▶ **MATERIAL TO PROCESS**:
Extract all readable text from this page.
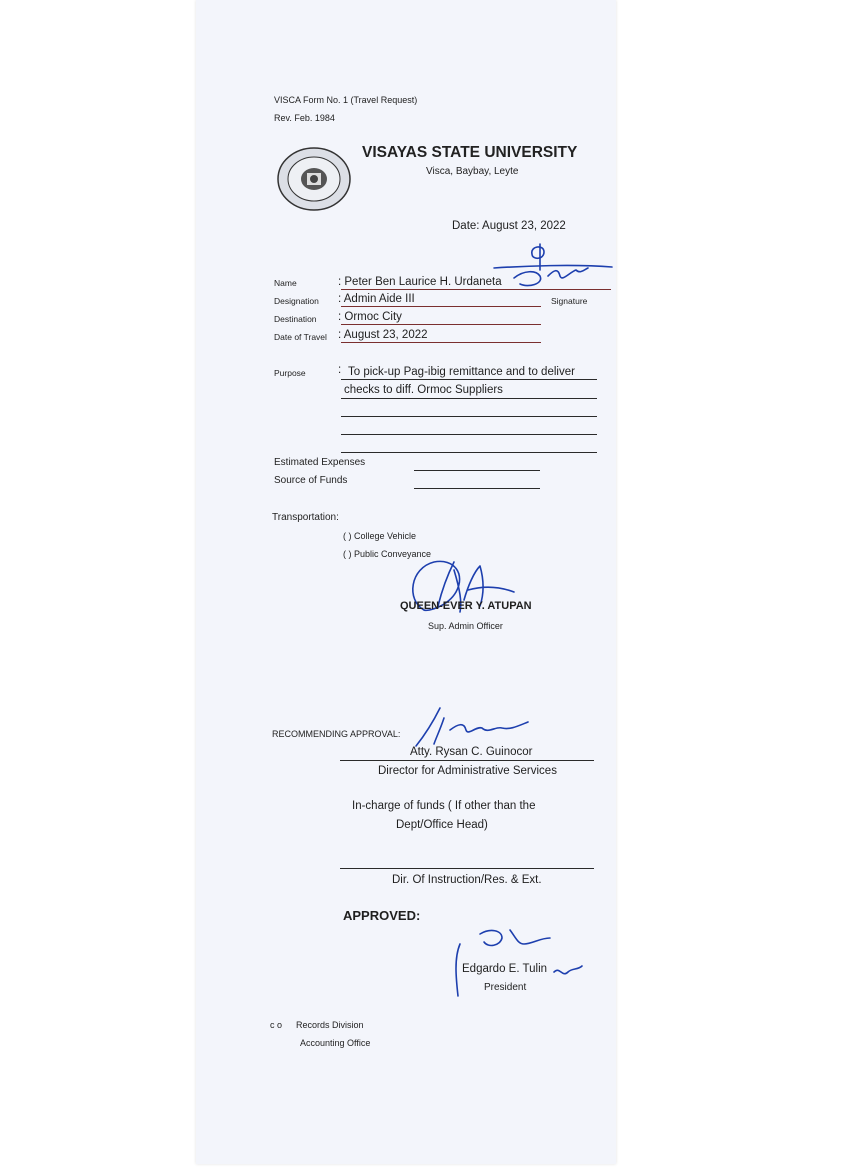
VISCA Form No. 1 (Travel Request)
Rev. Feb. 1984
VISAYAS STATE UNIVERSITY
Visca, Baybay, Leyte
Date: August 23, 2022
Name	: Peter Ben Laurice H. Urdaneta
Designation : Admin Aide III	Signature
Destination : Ormoc City
Date of Travel : August 23, 2022
Purpose	: To pick-up Pag-ibig remittance and to deliver
checks to diff. Ormoc Suppliers
Estimated Expenses
Source of Funds
Transportation:
( ) College Vehicle
( ) Public Conveyance
QUEEN-EVER Y. ATUPAN
Sup. Admin Officer
RECOMMENDING APPROVAL:
Atty. Rysan C. Guinocor
Director for Administrative Services
In-charge of funds ( If other than the
Dept/Office Head)
Dir. Of Instruction/Res. & Ext.
APPROVED:
Edgardo E. Tulin
President
c o Records Division
Accounting Office
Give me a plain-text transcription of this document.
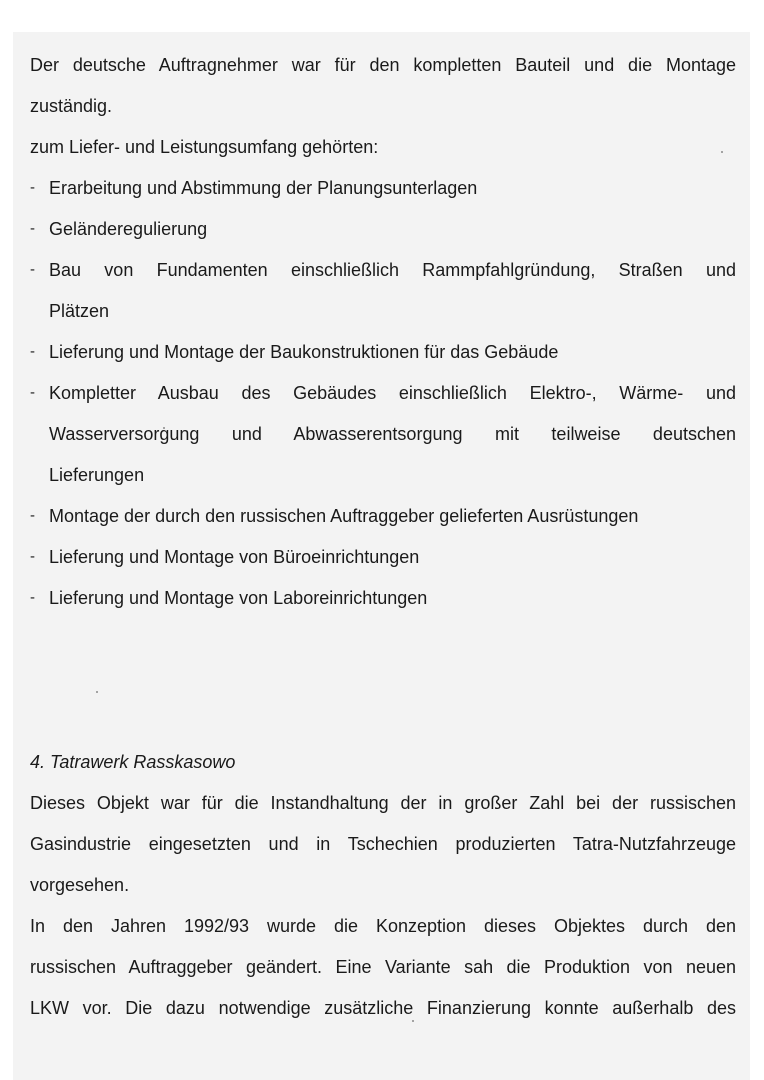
Der deutsche Auftragnehmer war für den kompletten Bauteil und die Montage
zuständig.
zum Liefer- und Leistungsumfang gehörten:
- Erarbeitung und Abstimmung der Planungsunterlagen
- Geländeregulierung
- Bau von Fundamenten einschließlich Rammpfahlgründung, Straßen und
Plätzen
- Lieferung und Montage der Baukonstruktionen für das Gebäude
- Kompletter Ausbau des Gebäudes einschließlich Elektro-, Wärme- und
Wasserversorgung und Abwasserentsorgung mit teilweise deutschen
Lieferungen
- Montage der durch den russischen Auftraggeber gelieferten Ausrüstungen
- Lieferung und Montage von Büroeinrichtungen
- Lieferung und Montage von Laboreinrichtungen
4. Tatrawerk Rasskasowo
Dieses Objekt war für die Instandhaltung der in großer Zahl bei der russischen
Gasindustrie eingesetzten und in Tschechien produzierten Tatra-Nutzfahrzeuge
vorgesehen.
In den Jahren 1992/93 wurde die Konzeption dieses Objektes durch den
russischen Auftraggeber geändert. Eine Variante sah die Produktion von neuen
LKW vor. Die dazu notwendige zusätzliche Finanzierung konnte außerhalb des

▶ **INSTRUCTION**:
Quote the data above in full, leaving out the pictures it holds.

▶ **FINISHED EXERCISE**:
Extract all readable text from this page.
VISCA Form No. 1 (Travel Request)
Rev. Feb. 1984
VISAYAS STATE UNIVERSITY
Visca, Baybay, Leyte
Date: August 23, 2022
Name	: Peter Ben Laurice H. Urdaneta
Designation : Admin Aide III	Signature
Destination : Ormoc City
Date of Travel : August 23, 2022
Purpose	: To pick-up Pag-ibig remittance and to deliver
checks to diff. Ormoc Suppliers
Estimated Expenses
Source of Funds
Transportation:
( ) College Vehicle
( ) Public Conveyance
QUEEN-EVER Y. ATUPAN
Sup. Admin Officer
RECOMMENDING APPROVAL:
Atty. Rysan C. Guinocor
Director for Administrative Services
In-charge of funds ( If other than the
Dept/Office Head)
Dir. Of Instruction/Res. & Ext.
APPROVED:
Edgardo E. Tulin
President
c o Records Division
Accounting Office
Give me a plain-text transcription of this document.
Der deutsche Auftragnehmer war für den kompletten Bauteil und die Montage
zuständig.
zum Liefer- und Leistungsumfang gehörten:
- Erarbeitung und Abstimmung der Planungsunterlagen
- Geländeregulierung
- Bau von Fundamenten einschließlich Rammpfahlgründung, Straßen und
Plätzen
- Lieferung und Montage der Baukonstruktionen für das Gebäude
- Kompletter Ausbau des Gebäudes einschließlich Elektro-, Wärme- und
Wasserversorgung und Abwasserentsorgung mit teilweise deutschen
Lieferungen
- Montage der durch den russischen Auftraggeber gelieferten Ausrüstungen
- Lieferung und Montage von Büroeinrichtungen
- Lieferung und Montage von Laboreinrichtungen
4. Tatrawerk Rasskasowo
Dieses Objekt war für die Instandhaltung der in großer Zahl bei der russischen
Gasindustrie eingesetzten und in Tschechien produzierten Tatra-Nutzfahrzeuge
vorgesehen.
In den Jahren 1992/93 wurde die Konzeption dieses Objektes durch den
russischen Auftraggeber geändert. Eine Variante sah die Produktion von neuen
LKW vor. Die dazu notwendige zusätzliche Finanzierung konnte außerhalb des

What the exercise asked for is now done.